- Instruction: Write each line out again exactly as written.

#### Information shown ####

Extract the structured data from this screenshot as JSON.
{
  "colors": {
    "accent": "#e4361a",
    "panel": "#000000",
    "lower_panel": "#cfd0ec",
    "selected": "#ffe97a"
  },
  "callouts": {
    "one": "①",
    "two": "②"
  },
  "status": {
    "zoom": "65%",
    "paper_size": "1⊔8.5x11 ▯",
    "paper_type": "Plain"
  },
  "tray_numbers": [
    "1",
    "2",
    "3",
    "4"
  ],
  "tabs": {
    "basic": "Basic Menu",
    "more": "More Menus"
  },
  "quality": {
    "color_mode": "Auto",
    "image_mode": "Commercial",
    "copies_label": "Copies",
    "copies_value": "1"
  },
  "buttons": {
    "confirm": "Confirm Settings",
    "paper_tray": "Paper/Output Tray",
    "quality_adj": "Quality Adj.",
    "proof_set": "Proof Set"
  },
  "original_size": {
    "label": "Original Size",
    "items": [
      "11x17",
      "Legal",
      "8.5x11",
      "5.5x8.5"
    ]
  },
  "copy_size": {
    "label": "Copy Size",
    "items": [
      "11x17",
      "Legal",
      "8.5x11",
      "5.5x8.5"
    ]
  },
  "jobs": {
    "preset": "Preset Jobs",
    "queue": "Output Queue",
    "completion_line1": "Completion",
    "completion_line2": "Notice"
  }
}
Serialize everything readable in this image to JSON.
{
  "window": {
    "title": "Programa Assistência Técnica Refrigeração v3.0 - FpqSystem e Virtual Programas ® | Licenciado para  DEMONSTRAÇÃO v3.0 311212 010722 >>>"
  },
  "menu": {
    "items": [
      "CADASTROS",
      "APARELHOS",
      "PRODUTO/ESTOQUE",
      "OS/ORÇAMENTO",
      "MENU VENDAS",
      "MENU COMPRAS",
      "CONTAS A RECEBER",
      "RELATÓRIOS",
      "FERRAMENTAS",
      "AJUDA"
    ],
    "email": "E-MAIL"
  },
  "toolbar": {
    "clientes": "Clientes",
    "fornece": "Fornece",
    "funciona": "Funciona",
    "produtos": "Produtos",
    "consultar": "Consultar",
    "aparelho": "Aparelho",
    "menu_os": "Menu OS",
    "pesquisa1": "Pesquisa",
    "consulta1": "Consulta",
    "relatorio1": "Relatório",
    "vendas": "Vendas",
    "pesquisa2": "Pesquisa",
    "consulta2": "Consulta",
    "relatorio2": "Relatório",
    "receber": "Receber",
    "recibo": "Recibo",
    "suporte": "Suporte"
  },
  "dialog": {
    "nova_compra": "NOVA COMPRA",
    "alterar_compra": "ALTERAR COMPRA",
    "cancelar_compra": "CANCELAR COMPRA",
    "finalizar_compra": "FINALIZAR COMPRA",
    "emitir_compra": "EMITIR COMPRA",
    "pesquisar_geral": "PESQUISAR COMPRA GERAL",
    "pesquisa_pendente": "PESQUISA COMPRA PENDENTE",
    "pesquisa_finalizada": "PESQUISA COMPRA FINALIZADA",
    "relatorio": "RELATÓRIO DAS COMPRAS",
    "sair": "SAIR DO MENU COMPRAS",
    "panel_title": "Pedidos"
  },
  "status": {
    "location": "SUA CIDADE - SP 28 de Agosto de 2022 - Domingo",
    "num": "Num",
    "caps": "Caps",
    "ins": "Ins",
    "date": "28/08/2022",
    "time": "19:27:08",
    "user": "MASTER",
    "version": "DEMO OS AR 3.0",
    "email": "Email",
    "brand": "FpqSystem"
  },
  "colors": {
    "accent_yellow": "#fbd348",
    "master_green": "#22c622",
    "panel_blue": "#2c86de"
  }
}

####

- Expected answer:
Extract the structured data from this screenshot as JSON.
{
  "colors": {
    "accent": "#e4361a",
    "panel": "#000000",
    "lower_panel": "#cfd0ec",
    "selected": "#ffe97a"
  },
  "callouts": {
    "one": "①",
    "two": "②"
  },
  "status": {
    "zoom": "65%",
    "paper_size": "1⊔8.5x11 ▯",
    "paper_type": "Plain"
  },
  "tray_numbers": [
    "1",
    "2",
    "3",
    "4"
  ],
  "tabs": {
    "basic": "Basic Menu",
    "more": "More Menus"
  },
  "quality": {
    "color_mode": "Auto",
    "image_mode": "Commercial",
    "copies_label": "Copies",
    "copies_value": "1"
  },
  "buttons": {
    "confirm": "Confirm Settings",
    "paper_tray": "Paper/Output Tray",
    "quality_adj": "Quality Adj.",
    "proof_set": "Proof Set"
  },
  "original_size": {
    "label": "Original Size",
    "items": [
      "11x17",
      "Legal",
      "8.5x11",
      "5.5x8.5"
    ]
  },
  "copy_size": {
    "label": "Copy Size",
    "items": [
      "11x17",
      "Legal",
      "8.5x11",
      "5.5x8.5"
    ]
  },
  "jobs": {
    "preset": "Preset Jobs",
    "queue": "Output Queue",
    "completion_line1": "Completion",
    "completion_line2": "Notice"
  }
}
Serialize everything readable in this image to JSON.
{
  "window": {
    "title": "Programa Assistência Técnica Refrigeração v3.0 - FpqSystem e Virtual Programas ® | Licenciado para  DEMONSTRAÇÃO v3.0 311212 010722 >>>"
  },
  "menu": {
    "items": [
      "CADASTROS",
      "APARELHOS",
      "PRODUTO/ESTOQUE",
      "OS/ORÇAMENTO",
      "MENU VENDAS",
      "MENU COMPRAS",
      "CONTAS A RECEBER",
      "RELATÓRIOS",
      "FERRAMENTAS",
      "AJUDA"
    ],
    "email": "E-MAIL"
  },
  "toolbar": {
    "clientes": "Clientes",
    "fornece": "Fornece",
    "funciona": "Funciona",
    "produtos": "Produtos",
    "consultar": "Consultar",
    "aparelho": "Aparelho",
    "menu_os": "Menu OS",
    "pesquisa1": "Pesquisa",
    "consulta1": "Consulta",
    "relatorio1": "Relatório",
    "vendas": "Vendas",
    "pesquisa2": "Pesquisa",
    "consulta2": "Consulta",
    "relatorio2": "Relatório",
    "receber": "Receber",
    "recibo": "Recibo",
    "suporte": "Suporte"
  },
  "dialog": {
    "nova_compra": "NOVA COMPRA",
    "alterar_compra": "ALTERAR COMPRA",
    "cancelar_compra": "CANCELAR COMPRA",
    "finalizar_compra": "FINALIZAR COMPRA",
    "emitir_compra": "EMITIR COMPRA",
    "pesquisar_geral": "PESQUISAR COMPRA GERAL",
    "pesquisa_pendente": "PESQUISA COMPRA PENDENTE",
    "pesquisa_finalizada": "PESQUISA COMPRA FINALIZADA",
    "relatorio": "RELATÓRIO DAS COMPRAS",
    "sair": "SAIR DO MENU COMPRAS",
    "panel_title": "Pedidos"
  },
  "status": {
    "location": "SUA CIDADE - SP 28 de Agosto de 2022 - Domingo",
    "num": "Num",
    "caps": "Caps",
    "ins": "Ins",
    "date": "28/08/2022",
    "time": "19:27:08",
    "user": "MASTER",
    "version": "DEMO OS AR 3.0",
    "email": "Email",
    "brand": "FpqSystem"
  },
  "colors": {
    "accent_yellow": "#fbd348",
    "master_green": "#22c622",
    "panel_blue": "#2c86de"
  }
}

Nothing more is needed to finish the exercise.